_To do_.
Transcribe the records below in full; pictures stay out of the copy.

_Data shown_.

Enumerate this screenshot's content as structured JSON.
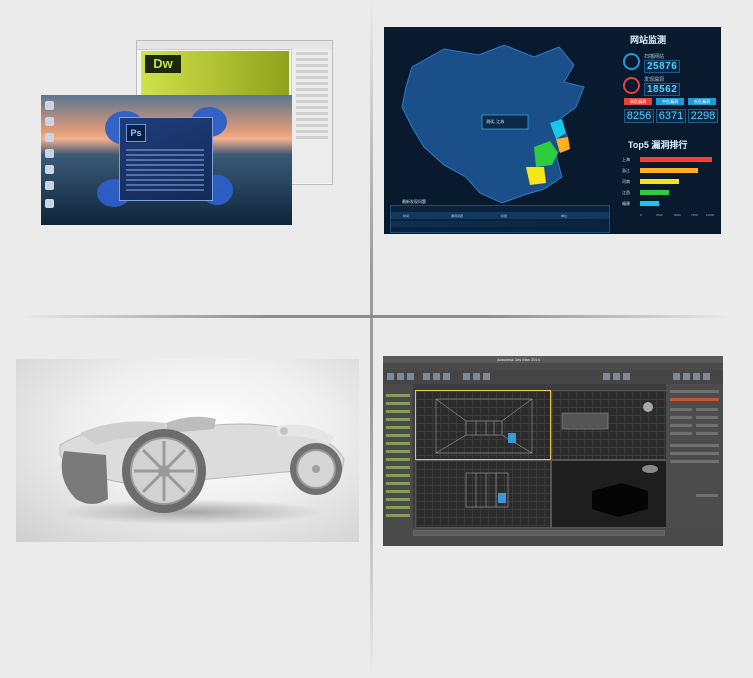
{
  "panels": {
    "software_desktop": {
      "dw_logo": "Dw",
      "ps_logo": "Ps"
    },
    "dashboard": {
      "title": "网站监测",
      "scanned_label": "扫描网站",
      "scanned_value": "25876",
      "vuln_label": "发现漏洞",
      "vuln_value": "18562",
      "kpis": [
        {
          "label": "高危漏洞",
          "value": "8256",
          "color": "#e8413c"
        },
        {
          "label": "中危漏洞",
          "value": "6371",
          "color": "#1e9ad6"
        },
        {
          "label": "低危漏洞",
          "value": "2298",
          "color": "#1e9ad6"
        }
      ],
      "top5_title": "Top5 漏洞排行",
      "top5": [
        {
          "name": "上海",
          "value": 8500,
          "color": "#ff3b30"
        },
        {
          "name": "浙江",
          "value": 6800,
          "color": "#ffb020"
        },
        {
          "name": "河南",
          "value": 4600,
          "color": "#f6e51a"
        },
        {
          "name": "江西",
          "value": 3400,
          "color": "#2ecc40"
        },
        {
          "name": "福建",
          "value": 2300,
          "color": "#18c8e8"
        }
      ],
      "axis_ticks": [
        "0",
        "2500",
        "5000",
        "7500",
        "10000"
      ],
      "tooltip": "测试, 江苏",
      "table_title": "最新发现问题",
      "table_headers": [
        "时间",
        "漏洞问题",
        "标题",
        "单位"
      ],
      "map_highlight_colors": [
        "#2ecc40",
        "#ffb020",
        "#18c8e8",
        "#f6e51a"
      ]
    },
    "car_render": {
      "color": "#dcdcdc"
    },
    "max_app": {
      "title": "Autodesk 3ds Max 2014"
    }
  }
}
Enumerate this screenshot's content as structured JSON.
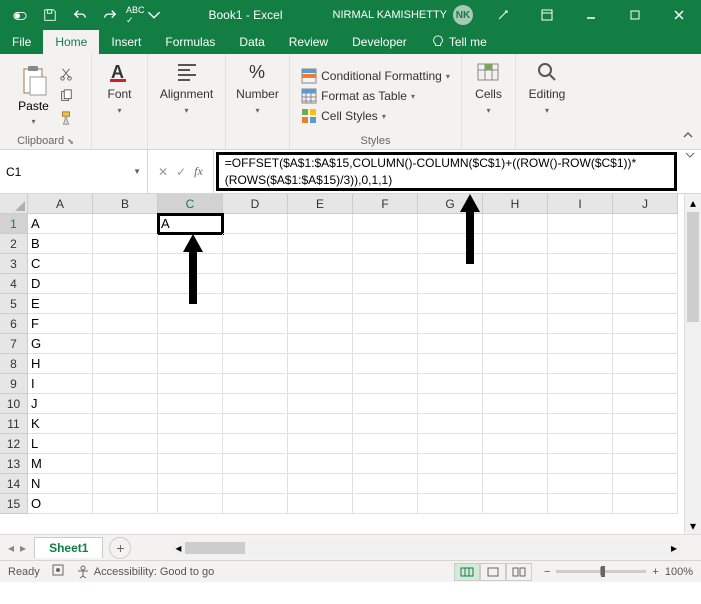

_Solution to this problem_.
Enumerate this screenshot's content as structured JSON.
{
  "panels": {
    "software_desktop": {
      "dw_logo": "Dw",
      "ps_logo": "Ps"
    },
    "dashboard": {
      "title": "网站监测",
      "scanned_label": "扫描网站",
      "scanned_value": "25876",
      "vuln_label": "发现漏洞",
      "vuln_value": "18562",
      "kpis": [
        {
          "label": "高危漏洞",
          "value": "8256",
          "color": "#e8413c"
        },
        {
          "label": "中危漏洞",
          "value": "6371",
          "color": "#1e9ad6"
        },
        {
          "label": "低危漏洞",
          "value": "2298",
          "color": "#1e9ad6"
        }
      ],
      "top5_title": "Top5 漏洞排行",
      "top5": [
        {
          "name": "上海",
          "value": 8500,
          "color": "#ff3b30"
        },
        {
          "name": "浙江",
          "value": 6800,
          "color": "#ffb020"
        },
        {
          "name": "河南",
          "value": 4600,
          "color": "#f6e51a"
        },
        {
          "name": "江西",
          "value": 3400,
          "color": "#2ecc40"
        },
        {
          "name": "福建",
          "value": 2300,
          "color": "#18c8e8"
        }
      ],
      "axis_ticks": [
        "0",
        "2500",
        "5000",
        "7500",
        "10000"
      ],
      "tooltip": "测试, 江苏",
      "table_title": "最新发现问题",
      "table_headers": [
        "时间",
        "漏洞问题",
        "标题",
        "单位"
      ],
      "map_highlight_colors": [
        "#2ecc40",
        "#ffb020",
        "#18c8e8",
        "#f6e51a"
      ]
    },
    "car_render": {
      "color": "#dcdcdc"
    },
    "max_app": {
      "title": "Autodesk 3ds Max 2014"
    }
  }
}
Enumerate this screenshot's content as structured JSON.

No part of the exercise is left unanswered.